# Blue Ashtabula gooseneck



## bairdco (Jun 21, 2017)

Found this at a yard sale today. Dunno if they ever made coloured stems, but I had to have it. And it was free, 'cause my buddy bought two junky cruisers for his kids.


----------



## kwoodyh (Jun 21, 2017)

Right price for sure!


----------



## tommy v (Jul 5, 2017)

nice neck ,never seen a blue one


----------



## Cooper S. (Jul 6, 2017)

What's the diameter of these where they slide into the fork?


----------



## bairdco (Jul 7, 2017)

Without mic-ing it, closest I can tell with a new steel ruler, it looks like 13/16".


----------



## kwoodyh (Jul 7, 2017)

Should be a standard fit in a 1" threaded fork so 13/16" sounds about right.


Sent from my iPhone using Tapatalk


----------



## mongeese (Jul 8, 2017)

It was painted by someone as it sat installed on the bike.


----------



## bairdco (Jul 8, 2017)

It was actually powdercoated. The line was where it was taped off. I got all excited when I first saw it, because it almost matches the ultra-rare "candy" painted ABS cranks.

Now I've sandblasted it. Since the original black oxide colour was already removed to powder it, I'll paint it with Rustoleum textured black spraypaint and run it on a klunker.


----------



## REDAIR13 (Aug 16, 2017)

Would you sell it? I need one for a roger decoster im building


----------



## bairdco (Aug 16, 2017)

Nope. It's going on a bike. Sorry.


----------

EXERCISE REQUIREMENTS:
A: Repeat the passage of the gooseneck thread from "It was actually" to "REDAIR13 (Aug 16, 2017)", word for word.
B: In the listing, rewrite the lines from the line with "- code-line-2: GetSoapObj(url);: [518, 153, 681, 168]" to the line with "- field-name: Name: [166, 207, 199, 221]", changing "subtitle" to "caption" and leaving everything else untouched. Return only those lines.

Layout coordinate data
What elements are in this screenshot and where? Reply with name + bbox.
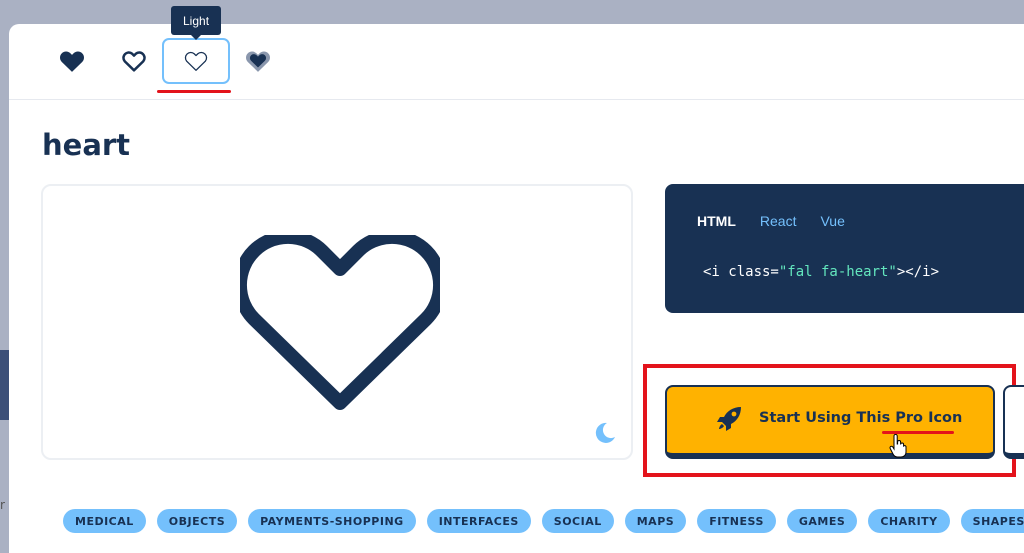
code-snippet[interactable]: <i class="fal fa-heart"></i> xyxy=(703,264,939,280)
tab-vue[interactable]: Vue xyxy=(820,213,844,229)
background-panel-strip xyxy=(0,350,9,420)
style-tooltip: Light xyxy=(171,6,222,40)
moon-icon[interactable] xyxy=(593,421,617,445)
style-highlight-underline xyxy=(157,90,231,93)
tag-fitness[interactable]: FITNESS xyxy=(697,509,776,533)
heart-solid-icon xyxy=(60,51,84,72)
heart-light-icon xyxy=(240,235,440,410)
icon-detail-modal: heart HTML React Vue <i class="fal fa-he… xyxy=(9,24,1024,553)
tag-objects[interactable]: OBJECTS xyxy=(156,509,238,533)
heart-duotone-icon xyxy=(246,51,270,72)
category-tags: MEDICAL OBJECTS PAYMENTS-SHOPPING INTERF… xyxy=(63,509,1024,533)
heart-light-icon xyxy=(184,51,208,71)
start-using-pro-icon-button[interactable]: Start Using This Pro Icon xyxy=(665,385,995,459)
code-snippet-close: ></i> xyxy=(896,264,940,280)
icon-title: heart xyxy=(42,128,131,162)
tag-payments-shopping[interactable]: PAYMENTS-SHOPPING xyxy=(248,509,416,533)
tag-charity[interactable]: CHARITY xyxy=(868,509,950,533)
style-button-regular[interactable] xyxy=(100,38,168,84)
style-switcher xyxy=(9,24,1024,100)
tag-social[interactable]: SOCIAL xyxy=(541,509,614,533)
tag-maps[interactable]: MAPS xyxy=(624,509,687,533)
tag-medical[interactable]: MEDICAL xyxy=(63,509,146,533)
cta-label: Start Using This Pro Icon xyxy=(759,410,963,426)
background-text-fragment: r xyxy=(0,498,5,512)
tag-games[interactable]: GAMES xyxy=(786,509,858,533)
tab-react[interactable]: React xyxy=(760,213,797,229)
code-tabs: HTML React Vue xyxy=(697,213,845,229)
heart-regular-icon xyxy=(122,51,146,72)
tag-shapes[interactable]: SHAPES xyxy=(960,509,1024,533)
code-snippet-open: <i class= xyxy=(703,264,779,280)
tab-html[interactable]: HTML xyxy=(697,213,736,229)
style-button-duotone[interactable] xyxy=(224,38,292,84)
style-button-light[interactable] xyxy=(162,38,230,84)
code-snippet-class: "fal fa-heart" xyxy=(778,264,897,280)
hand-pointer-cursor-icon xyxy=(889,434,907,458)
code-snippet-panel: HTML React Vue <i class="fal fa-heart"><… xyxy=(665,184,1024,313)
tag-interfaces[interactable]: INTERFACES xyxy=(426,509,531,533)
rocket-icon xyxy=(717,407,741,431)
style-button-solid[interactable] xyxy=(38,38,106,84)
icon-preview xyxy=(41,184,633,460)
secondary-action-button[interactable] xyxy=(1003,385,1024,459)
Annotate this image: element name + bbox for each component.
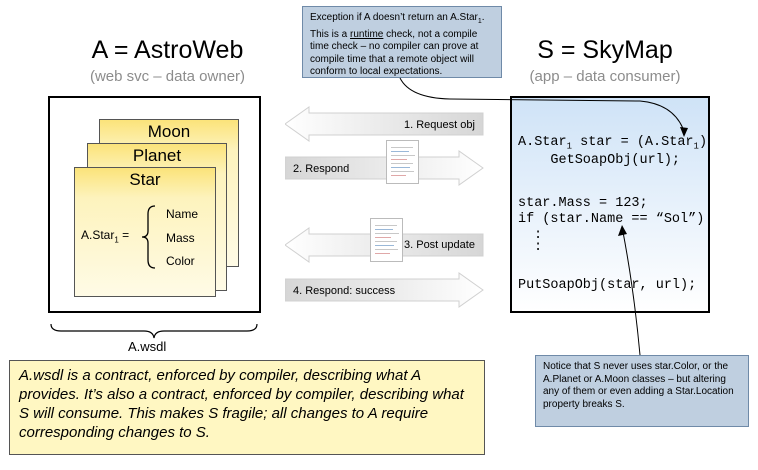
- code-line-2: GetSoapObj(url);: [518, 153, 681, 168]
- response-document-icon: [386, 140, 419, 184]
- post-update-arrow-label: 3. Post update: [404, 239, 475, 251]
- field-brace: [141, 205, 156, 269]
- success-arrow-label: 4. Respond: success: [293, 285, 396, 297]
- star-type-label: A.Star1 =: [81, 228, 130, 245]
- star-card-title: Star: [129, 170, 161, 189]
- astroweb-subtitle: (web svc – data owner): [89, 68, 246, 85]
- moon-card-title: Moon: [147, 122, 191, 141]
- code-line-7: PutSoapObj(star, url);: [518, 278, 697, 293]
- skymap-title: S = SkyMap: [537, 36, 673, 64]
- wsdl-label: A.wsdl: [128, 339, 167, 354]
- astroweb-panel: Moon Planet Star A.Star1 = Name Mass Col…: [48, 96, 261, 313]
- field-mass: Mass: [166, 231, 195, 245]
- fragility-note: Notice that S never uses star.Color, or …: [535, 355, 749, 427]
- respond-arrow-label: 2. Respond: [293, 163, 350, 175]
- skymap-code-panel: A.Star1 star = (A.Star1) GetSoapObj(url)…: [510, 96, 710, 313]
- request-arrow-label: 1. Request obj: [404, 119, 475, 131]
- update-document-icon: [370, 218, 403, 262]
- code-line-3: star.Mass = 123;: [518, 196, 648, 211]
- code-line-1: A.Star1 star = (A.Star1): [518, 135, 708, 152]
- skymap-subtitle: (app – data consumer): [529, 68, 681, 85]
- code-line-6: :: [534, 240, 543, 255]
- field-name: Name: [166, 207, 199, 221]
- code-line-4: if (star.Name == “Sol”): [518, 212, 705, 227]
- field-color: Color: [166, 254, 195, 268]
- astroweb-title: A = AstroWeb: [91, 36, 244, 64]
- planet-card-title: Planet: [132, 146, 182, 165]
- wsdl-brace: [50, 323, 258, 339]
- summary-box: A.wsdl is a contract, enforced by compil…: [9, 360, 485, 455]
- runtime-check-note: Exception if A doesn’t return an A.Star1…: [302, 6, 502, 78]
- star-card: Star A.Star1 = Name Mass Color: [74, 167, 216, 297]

* * *

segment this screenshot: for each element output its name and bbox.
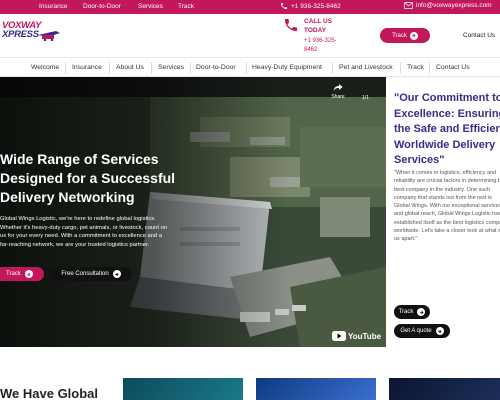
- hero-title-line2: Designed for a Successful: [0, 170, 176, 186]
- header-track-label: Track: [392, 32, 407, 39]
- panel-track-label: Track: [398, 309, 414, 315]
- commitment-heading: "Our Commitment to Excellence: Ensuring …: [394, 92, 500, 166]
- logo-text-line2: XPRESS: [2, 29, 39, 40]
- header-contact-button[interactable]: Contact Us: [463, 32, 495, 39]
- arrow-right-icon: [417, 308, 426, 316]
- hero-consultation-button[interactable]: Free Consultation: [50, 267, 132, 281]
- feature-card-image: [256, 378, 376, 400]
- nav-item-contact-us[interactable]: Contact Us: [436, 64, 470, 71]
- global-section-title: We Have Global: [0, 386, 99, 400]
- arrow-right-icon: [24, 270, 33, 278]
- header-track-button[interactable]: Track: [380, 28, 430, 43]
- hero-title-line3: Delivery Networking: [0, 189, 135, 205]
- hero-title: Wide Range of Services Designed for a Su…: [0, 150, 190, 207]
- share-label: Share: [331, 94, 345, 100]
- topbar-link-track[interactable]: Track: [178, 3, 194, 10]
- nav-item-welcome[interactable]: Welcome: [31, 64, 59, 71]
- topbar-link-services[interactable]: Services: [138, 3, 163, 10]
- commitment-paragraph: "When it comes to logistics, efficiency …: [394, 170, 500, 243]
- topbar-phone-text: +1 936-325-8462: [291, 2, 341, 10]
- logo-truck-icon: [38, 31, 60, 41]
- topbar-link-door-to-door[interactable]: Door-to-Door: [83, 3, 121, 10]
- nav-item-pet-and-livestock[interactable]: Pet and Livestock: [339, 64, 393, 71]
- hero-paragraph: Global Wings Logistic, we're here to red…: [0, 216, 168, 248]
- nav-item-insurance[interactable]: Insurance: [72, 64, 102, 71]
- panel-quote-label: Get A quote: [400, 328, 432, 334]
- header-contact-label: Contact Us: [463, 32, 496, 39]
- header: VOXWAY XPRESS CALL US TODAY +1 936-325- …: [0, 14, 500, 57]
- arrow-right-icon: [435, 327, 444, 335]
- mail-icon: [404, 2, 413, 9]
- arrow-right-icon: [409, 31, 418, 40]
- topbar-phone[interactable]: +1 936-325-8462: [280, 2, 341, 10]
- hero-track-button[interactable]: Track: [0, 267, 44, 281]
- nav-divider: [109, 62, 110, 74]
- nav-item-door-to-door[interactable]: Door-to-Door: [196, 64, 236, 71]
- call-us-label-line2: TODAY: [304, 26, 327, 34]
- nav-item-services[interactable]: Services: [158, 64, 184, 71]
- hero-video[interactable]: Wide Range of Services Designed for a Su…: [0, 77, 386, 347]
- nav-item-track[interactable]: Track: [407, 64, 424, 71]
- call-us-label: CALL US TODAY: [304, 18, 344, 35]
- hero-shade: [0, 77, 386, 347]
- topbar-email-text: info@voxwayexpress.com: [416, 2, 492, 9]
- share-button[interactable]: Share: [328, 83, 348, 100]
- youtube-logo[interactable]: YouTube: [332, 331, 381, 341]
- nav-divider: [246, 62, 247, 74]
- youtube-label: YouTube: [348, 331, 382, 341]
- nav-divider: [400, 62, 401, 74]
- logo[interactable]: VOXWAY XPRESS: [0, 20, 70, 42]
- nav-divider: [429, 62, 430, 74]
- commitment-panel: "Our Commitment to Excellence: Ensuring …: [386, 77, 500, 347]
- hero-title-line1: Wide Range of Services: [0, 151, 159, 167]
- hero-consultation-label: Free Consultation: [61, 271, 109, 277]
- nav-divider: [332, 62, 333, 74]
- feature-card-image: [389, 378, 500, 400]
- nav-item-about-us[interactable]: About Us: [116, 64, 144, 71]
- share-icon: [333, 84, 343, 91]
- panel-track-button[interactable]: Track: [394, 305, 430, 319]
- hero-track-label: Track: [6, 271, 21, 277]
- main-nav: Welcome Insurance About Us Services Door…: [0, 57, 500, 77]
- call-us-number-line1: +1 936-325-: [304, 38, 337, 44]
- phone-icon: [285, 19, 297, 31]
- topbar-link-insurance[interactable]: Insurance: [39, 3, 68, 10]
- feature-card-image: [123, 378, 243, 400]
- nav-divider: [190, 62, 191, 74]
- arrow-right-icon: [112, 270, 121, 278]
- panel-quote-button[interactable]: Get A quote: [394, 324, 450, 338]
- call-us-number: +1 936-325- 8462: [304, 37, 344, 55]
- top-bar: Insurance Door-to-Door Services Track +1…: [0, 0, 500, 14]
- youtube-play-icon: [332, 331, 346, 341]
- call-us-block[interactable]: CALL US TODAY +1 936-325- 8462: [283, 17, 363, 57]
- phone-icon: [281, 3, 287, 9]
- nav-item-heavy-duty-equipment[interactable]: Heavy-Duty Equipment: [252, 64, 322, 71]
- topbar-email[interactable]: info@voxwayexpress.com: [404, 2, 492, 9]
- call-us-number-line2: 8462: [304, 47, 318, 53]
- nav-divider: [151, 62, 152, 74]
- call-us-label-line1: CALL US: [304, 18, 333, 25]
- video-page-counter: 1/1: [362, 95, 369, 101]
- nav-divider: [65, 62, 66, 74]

SET OF ANSWERS:
A:
It was actually powdercoated. The line was where it was taped off. I got all excited when I first saw it, because it almost matches the ultra-rare "candy" painted ABS cranks.

Now I've sandblasted it. Since the original black oxide colour was already removed to powder it, I'll paint it with Rustoleum textured black spraypaint and run it on a klunker.


----------



## REDAIR13 (Aug 16, 2017)

B:
- code-line-2: GetSoapObj(url);: [518, 153, 681, 168]
- response-document-icon: [386, 140, 419, 184]
- post-update-arrow-label: 3. Post update: [404, 239, 475, 251]
- field-brace: [141, 205, 156, 269]
- success-arrow-label: 4. Respond: success: [293, 285, 396, 297]
- star-type-label: A.Star1 =: [81, 228, 130, 245]
- star-card-title: Star: [129, 170, 161, 189]
- astroweb-caption: (web svc – data owner): [89, 68, 246, 85]
- moon-card-title: Moon: [147, 122, 191, 141]
- code-line-7: PutSoapObj(star, url);: [518, 278, 697, 293]
- skymap-title: S = SkyMap: [537, 36, 673, 64]
- wsdl-label: A.wsdl: [128, 339, 167, 354]
- astroweb-panel: Moon Planet Star A.Star1 = Name Mass Col…: [48, 96, 261, 313]
- field-mass: Mass: [166, 231, 195, 245]
- fragility-note: Notice that S never uses star.Color, or …: [535, 355, 749, 427]
- respond-arrow-label: 2. Respond: [293, 163, 350, 175]
- skymap-code-panel: A.Star1 star = (A.Star1) GetSoapObj(url)…: [510, 96, 710, 313]
- request-arrow-label: 1. Request obj: [404, 119, 475, 131]
- update-document-icon: [370, 218, 403, 262]
- code-line-3: star.Mass = 123;: [518, 196, 648, 211]
- code-line-1: A.Star1 star = (A.Star1): [518, 135, 708, 152]
- skymap-caption: (app – data consumer): [529, 68, 681, 85]
- code-line-6: :: [534, 240, 543, 255]
- field-name: Name: [166, 207, 199, 221]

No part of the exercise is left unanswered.